SUPPLIED MATERIAL »
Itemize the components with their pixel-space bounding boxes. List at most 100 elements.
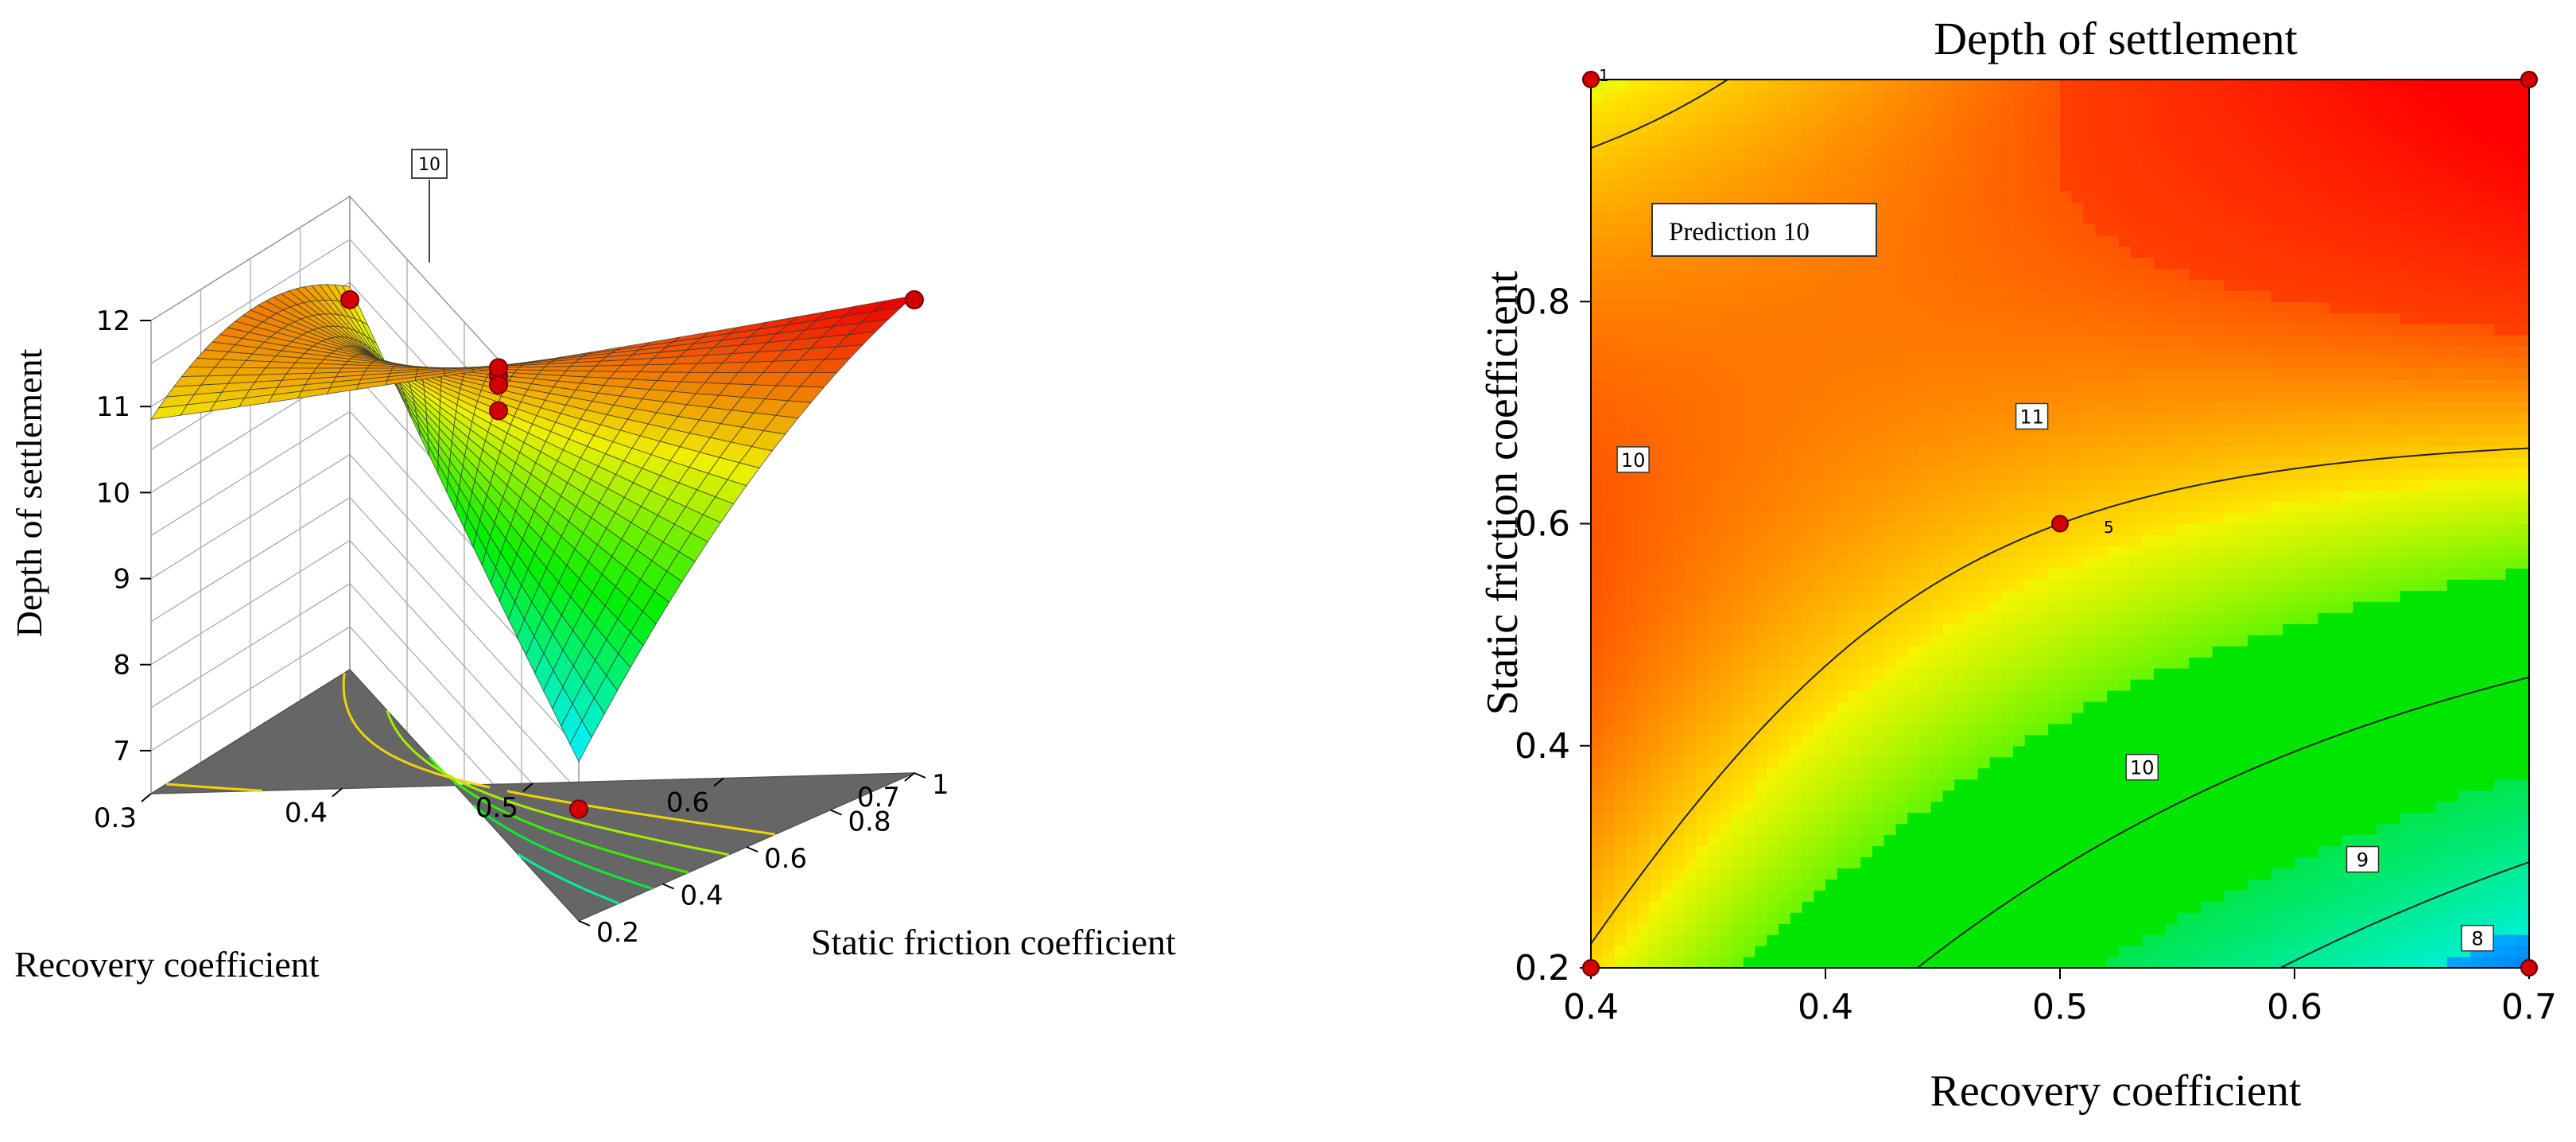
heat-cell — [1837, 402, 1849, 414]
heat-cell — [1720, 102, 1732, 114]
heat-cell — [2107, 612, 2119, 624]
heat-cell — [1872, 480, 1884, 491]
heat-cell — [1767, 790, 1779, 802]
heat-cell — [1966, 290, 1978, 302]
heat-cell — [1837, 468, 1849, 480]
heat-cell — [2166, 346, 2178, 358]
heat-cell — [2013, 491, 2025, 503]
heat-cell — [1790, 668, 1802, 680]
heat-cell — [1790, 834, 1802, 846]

TO DO » Reproduce every line of the records above character for character, leaving out the pictures.

SOLUTION TO THIS EXERCISE »
Itemize the components with their pixel-space bounding boxes. List at most 100 elements.
heat-cell — [1837, 402, 1849, 414]
heat-cell — [1720, 102, 1732, 114]
heat-cell — [2107, 612, 2119, 624]
heat-cell — [1872, 480, 1884, 491]
heat-cell — [1767, 790, 1779, 802]
heat-cell — [1966, 290, 1978, 302]
heat-cell — [1837, 468, 1849, 480]
heat-cell — [2166, 346, 2178, 358]
heat-cell — [2013, 491, 2025, 503]
heat-cell — [1790, 668, 1802, 680]
heat-cell — [1790, 834, 1802, 846]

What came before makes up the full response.